- Entries:
-- Start --

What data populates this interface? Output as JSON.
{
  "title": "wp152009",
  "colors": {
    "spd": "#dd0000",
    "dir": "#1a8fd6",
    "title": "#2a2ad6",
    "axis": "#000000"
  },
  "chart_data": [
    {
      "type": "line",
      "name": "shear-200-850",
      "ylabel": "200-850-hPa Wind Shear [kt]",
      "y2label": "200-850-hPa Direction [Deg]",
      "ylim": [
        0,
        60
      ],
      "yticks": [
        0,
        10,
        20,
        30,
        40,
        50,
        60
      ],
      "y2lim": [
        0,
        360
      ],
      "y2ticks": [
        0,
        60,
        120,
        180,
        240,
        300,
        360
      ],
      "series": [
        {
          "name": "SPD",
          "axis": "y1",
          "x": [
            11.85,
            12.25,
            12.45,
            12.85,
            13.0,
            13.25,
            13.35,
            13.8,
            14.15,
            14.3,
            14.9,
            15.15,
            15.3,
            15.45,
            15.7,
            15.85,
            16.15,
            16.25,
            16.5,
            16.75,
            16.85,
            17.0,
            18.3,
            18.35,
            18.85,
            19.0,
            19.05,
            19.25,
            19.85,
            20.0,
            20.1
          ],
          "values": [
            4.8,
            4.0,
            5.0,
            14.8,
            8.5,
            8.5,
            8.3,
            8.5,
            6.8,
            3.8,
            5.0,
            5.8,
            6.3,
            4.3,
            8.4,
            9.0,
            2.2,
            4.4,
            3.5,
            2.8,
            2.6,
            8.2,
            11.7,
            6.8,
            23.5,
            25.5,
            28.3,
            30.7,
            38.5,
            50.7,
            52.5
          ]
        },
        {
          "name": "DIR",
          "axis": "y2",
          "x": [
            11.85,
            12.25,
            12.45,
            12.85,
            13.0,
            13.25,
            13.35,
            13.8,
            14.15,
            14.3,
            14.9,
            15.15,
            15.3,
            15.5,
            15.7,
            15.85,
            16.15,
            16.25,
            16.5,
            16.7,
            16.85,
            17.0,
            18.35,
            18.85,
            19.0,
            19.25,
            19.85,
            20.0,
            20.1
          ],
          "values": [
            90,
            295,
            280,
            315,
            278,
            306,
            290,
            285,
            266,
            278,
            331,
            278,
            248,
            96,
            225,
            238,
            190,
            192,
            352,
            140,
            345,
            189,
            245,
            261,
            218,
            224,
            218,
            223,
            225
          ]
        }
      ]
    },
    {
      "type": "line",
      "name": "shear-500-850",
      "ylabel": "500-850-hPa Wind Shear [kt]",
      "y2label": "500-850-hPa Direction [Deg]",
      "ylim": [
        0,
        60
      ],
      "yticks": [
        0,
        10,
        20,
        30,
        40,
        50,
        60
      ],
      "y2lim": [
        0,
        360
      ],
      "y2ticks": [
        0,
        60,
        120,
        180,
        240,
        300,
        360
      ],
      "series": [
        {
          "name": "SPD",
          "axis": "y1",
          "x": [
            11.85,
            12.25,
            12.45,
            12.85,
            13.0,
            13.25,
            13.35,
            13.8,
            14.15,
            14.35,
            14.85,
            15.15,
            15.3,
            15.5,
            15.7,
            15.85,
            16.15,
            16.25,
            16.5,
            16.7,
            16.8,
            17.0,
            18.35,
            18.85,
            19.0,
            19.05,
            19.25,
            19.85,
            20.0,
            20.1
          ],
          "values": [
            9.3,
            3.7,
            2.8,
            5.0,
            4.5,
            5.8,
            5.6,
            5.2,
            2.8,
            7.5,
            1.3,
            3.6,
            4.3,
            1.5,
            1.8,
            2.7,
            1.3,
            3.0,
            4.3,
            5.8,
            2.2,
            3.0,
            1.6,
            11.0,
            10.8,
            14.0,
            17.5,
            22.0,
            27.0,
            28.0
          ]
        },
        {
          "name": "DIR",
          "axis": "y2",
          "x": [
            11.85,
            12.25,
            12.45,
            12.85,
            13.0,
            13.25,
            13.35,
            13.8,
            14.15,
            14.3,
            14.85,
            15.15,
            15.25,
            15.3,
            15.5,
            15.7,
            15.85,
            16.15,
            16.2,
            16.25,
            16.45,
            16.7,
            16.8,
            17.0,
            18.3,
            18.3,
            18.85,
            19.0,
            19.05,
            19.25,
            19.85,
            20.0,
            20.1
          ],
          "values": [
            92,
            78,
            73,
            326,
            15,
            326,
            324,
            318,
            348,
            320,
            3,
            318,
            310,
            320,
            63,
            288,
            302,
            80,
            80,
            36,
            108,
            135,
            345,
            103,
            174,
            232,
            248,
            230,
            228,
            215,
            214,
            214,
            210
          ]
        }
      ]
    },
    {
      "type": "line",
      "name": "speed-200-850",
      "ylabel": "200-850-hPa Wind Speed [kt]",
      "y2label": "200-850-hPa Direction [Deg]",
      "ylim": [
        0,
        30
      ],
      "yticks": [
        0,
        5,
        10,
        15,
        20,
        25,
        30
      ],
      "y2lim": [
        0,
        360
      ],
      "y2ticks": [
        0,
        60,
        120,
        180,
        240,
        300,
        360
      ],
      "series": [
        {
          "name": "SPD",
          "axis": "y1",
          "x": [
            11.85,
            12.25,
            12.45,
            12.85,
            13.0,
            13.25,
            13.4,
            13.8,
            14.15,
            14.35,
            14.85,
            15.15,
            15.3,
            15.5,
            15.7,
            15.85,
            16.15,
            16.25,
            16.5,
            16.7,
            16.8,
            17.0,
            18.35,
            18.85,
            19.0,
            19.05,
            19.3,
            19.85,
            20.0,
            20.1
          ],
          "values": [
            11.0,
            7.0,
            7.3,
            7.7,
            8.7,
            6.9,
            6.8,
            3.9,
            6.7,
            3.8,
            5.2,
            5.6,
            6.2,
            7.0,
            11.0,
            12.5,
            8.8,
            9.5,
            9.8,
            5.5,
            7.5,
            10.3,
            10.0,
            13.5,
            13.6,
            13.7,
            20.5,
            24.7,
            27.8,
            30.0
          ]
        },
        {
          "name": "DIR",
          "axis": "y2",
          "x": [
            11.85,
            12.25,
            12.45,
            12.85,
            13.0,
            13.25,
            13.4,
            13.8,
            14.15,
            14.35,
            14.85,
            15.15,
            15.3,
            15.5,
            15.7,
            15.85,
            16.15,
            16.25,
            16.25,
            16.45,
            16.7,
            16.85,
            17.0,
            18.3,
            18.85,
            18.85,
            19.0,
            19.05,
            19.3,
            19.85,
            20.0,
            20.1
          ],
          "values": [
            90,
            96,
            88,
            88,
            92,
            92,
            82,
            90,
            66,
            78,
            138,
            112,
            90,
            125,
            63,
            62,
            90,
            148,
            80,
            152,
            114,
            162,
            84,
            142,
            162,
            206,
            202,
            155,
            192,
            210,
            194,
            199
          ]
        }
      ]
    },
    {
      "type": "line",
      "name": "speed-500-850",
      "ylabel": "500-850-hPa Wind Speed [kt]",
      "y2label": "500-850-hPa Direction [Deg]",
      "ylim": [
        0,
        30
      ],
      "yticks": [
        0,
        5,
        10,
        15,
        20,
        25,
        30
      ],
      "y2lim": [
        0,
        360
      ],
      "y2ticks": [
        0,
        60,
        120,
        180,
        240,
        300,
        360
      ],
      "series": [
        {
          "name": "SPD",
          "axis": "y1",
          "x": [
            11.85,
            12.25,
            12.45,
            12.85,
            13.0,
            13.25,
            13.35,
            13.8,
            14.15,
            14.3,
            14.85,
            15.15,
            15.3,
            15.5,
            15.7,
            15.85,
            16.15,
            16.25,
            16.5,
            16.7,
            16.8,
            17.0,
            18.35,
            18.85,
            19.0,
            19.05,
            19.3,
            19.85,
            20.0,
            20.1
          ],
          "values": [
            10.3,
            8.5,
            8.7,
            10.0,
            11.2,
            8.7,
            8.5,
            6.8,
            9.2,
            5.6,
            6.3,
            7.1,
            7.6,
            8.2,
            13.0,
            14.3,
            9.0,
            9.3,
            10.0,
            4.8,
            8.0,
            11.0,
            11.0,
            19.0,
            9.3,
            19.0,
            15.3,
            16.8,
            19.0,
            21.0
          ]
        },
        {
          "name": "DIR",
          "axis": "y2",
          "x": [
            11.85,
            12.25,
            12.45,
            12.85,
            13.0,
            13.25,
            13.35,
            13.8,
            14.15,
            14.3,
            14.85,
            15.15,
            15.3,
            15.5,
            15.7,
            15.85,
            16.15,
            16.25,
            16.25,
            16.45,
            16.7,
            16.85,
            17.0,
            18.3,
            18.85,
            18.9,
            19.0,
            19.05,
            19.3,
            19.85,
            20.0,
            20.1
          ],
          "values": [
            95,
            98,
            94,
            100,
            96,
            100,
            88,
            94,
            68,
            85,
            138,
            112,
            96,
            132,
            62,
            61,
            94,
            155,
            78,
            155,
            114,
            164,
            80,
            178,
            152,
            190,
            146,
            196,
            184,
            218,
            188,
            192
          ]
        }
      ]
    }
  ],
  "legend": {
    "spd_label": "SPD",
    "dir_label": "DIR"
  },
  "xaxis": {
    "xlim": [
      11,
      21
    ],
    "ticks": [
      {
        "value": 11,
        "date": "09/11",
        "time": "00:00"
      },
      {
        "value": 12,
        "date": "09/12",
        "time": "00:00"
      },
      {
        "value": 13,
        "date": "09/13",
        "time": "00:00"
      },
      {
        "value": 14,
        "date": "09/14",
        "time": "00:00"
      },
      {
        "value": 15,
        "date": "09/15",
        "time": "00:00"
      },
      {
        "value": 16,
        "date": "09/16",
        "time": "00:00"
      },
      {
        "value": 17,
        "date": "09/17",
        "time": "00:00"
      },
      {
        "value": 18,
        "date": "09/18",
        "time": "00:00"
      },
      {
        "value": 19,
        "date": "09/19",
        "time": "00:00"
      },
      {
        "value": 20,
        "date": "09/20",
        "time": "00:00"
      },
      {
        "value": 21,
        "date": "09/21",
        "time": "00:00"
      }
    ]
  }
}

-- End --

- Task prompt: Report all lines of the data that include the word "ylabel".

- The response:
      "ylabel": "200-850-hPa Wind Shear [kt]",
      "ylabel": "500-850-hPa Wind Shear [kt]",
      "ylabel": "200-850-hPa Wind Speed [kt]",
      "ylabel": "500-850-hPa Wind Speed [kt]",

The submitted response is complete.